Stated goal
Where a line in the listing below contains the word "name", copy that line.

==============================

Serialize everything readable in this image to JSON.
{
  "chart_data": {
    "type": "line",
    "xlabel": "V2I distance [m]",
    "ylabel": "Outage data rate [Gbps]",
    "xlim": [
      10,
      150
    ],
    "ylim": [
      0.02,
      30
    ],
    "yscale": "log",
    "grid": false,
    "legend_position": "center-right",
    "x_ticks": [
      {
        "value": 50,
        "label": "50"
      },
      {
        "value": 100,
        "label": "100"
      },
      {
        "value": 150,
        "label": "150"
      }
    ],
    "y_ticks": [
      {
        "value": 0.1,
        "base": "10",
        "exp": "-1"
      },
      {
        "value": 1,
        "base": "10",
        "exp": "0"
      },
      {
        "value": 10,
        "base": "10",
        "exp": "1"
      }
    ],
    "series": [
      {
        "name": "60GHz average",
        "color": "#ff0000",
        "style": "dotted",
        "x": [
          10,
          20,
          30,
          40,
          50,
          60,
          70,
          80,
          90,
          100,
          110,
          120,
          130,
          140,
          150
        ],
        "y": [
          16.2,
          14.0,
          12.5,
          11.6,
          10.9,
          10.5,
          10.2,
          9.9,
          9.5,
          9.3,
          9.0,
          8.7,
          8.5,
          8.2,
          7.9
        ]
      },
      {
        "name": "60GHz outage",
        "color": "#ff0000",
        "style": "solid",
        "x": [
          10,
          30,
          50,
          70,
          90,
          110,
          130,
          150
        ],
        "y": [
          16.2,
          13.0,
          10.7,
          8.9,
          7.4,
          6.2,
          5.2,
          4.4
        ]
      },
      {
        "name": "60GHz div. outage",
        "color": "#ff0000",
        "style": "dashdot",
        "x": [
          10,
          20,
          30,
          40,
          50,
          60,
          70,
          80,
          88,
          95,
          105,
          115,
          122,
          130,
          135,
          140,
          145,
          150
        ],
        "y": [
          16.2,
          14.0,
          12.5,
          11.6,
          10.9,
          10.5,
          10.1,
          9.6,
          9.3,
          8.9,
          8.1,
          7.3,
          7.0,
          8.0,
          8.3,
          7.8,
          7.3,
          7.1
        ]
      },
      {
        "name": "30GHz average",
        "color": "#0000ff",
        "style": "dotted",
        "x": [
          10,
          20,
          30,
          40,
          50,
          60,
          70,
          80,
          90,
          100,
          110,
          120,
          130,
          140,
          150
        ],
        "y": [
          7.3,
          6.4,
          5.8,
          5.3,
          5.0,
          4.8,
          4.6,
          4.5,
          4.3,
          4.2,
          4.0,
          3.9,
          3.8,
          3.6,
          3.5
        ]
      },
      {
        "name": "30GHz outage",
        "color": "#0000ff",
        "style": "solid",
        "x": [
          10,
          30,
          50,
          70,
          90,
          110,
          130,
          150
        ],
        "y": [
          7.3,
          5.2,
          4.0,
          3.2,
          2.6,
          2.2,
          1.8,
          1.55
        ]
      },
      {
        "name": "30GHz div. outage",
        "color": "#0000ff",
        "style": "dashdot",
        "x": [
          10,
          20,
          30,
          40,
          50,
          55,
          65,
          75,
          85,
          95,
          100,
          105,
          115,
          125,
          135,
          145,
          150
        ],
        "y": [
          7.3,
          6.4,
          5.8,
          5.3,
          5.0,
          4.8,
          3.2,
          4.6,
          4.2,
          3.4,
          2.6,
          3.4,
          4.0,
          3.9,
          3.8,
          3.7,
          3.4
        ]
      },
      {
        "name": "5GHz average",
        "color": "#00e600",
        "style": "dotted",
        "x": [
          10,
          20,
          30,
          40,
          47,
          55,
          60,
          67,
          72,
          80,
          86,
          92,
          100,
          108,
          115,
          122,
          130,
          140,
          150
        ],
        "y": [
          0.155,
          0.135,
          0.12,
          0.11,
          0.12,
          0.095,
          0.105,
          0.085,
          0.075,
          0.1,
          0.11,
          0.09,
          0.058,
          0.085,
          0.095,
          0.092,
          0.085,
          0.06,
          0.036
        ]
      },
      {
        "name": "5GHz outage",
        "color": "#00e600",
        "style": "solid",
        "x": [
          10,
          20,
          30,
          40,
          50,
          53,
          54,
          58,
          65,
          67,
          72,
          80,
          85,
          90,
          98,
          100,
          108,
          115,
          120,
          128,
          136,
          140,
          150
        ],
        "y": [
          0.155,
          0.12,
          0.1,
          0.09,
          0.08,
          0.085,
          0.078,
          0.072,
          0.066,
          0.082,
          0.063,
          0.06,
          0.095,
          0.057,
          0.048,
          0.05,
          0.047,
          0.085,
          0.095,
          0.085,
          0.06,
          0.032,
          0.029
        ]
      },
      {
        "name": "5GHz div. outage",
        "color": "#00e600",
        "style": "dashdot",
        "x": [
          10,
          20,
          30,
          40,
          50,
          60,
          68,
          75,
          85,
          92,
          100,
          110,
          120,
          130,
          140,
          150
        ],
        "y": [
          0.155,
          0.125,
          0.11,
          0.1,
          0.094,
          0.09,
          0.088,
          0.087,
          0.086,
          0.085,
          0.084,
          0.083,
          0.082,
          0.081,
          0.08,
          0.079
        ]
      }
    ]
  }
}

==============================

Correct response
        "name": "60GHz average",
        "name": "60GHz outage",
        "name": "60GHz div. outage",
        "name": "30GHz average",
        "name": "30GHz outage",
        "name": "30GHz div. outage",
        "name": "5GHz average",
        "name": "5GHz outage",
        "name": "5GHz div. outage",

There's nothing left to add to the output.